**What is needed**
Reply with the count of lines holding "Standard", nothing more.

--- Begin ---

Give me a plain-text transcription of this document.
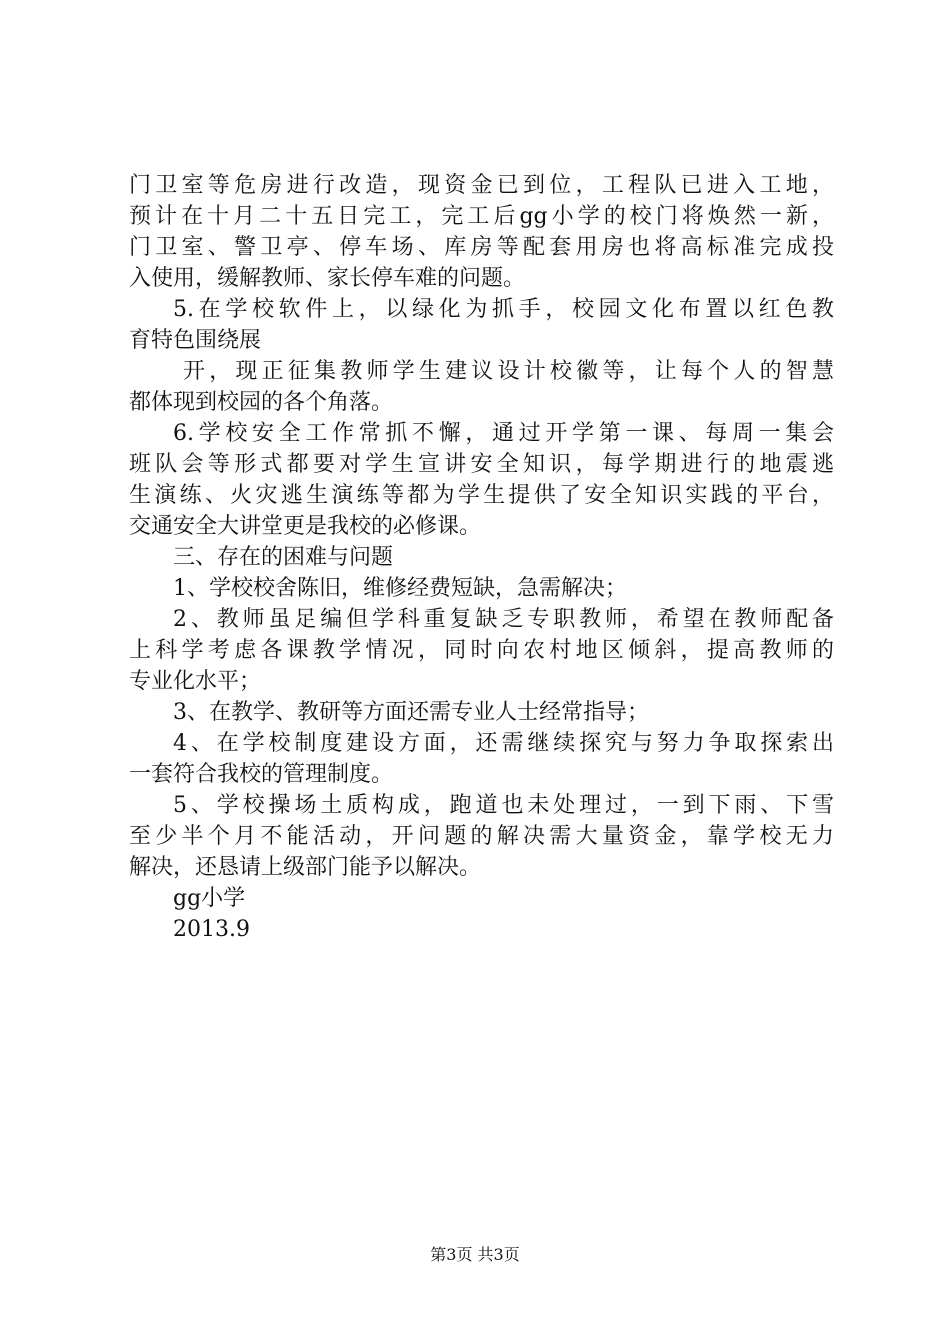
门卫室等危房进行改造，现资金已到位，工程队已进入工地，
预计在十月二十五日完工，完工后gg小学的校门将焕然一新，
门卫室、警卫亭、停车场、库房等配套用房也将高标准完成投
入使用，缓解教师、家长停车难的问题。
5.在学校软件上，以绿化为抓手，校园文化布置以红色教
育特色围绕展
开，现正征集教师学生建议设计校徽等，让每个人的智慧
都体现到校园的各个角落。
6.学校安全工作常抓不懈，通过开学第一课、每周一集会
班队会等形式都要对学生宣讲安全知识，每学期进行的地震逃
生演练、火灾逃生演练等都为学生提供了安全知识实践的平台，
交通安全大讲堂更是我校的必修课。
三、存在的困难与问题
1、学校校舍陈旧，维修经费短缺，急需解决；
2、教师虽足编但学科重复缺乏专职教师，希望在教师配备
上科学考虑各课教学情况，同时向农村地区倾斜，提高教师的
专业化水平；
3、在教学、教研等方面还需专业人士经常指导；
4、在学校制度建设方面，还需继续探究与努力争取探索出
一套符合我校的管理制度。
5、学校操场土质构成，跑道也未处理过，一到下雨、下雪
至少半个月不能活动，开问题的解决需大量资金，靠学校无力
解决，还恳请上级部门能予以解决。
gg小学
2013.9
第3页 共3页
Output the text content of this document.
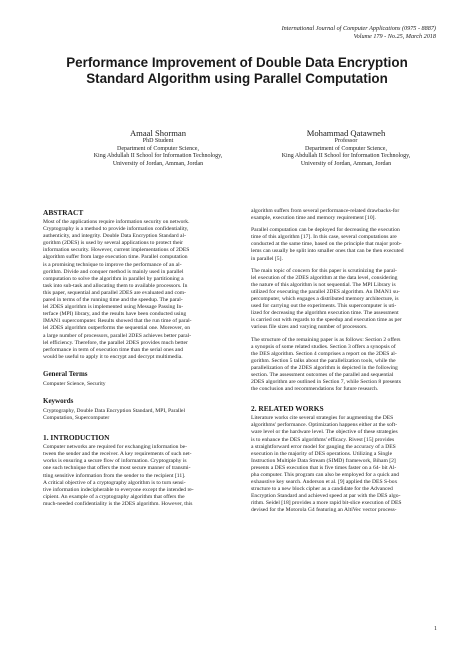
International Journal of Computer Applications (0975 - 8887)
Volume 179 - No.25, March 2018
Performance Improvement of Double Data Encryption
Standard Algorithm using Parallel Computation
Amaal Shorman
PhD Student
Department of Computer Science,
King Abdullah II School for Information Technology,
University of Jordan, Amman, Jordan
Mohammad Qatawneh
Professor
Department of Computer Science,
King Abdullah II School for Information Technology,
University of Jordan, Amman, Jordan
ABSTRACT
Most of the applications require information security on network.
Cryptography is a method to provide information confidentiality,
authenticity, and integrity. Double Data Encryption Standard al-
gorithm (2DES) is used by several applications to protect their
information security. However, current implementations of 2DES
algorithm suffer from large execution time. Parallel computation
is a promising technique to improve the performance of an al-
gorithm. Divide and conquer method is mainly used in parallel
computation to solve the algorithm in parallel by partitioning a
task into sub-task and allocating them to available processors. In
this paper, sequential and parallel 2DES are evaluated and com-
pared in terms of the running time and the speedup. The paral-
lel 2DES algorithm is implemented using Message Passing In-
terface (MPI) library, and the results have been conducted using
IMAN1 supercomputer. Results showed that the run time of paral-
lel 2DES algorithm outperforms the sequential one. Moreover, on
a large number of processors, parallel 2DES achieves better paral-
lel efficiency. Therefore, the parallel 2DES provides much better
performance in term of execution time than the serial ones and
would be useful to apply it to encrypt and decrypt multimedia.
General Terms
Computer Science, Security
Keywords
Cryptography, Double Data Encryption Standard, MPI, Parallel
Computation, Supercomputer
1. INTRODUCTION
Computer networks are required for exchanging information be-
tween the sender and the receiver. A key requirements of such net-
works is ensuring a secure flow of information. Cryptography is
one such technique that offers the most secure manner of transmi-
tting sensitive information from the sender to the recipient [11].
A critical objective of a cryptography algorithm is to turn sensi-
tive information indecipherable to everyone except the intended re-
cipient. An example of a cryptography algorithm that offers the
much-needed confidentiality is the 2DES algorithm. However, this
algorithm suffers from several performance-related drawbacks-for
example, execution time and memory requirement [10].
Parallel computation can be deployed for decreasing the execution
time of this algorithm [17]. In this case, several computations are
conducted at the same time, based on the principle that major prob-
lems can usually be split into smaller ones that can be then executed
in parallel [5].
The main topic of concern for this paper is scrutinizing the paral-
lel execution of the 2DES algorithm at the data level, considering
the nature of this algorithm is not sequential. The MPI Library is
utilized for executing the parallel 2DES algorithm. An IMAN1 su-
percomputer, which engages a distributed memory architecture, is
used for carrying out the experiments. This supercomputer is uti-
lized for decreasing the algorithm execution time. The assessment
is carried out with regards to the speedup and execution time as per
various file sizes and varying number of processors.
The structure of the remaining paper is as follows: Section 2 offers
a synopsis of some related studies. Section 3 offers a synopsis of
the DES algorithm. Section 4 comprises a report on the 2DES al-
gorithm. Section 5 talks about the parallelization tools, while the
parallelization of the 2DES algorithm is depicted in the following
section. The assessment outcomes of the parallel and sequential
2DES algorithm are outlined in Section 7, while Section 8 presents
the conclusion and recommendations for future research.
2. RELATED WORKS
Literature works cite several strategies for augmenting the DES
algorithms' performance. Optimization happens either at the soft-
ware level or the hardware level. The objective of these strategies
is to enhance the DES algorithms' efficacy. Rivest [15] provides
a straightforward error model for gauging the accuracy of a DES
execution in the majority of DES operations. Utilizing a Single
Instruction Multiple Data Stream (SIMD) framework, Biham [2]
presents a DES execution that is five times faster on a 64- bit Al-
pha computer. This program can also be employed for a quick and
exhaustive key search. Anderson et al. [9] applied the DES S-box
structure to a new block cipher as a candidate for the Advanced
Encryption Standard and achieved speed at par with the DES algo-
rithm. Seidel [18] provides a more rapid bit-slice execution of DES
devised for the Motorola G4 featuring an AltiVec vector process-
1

--- End ---

**Answer to the task**
4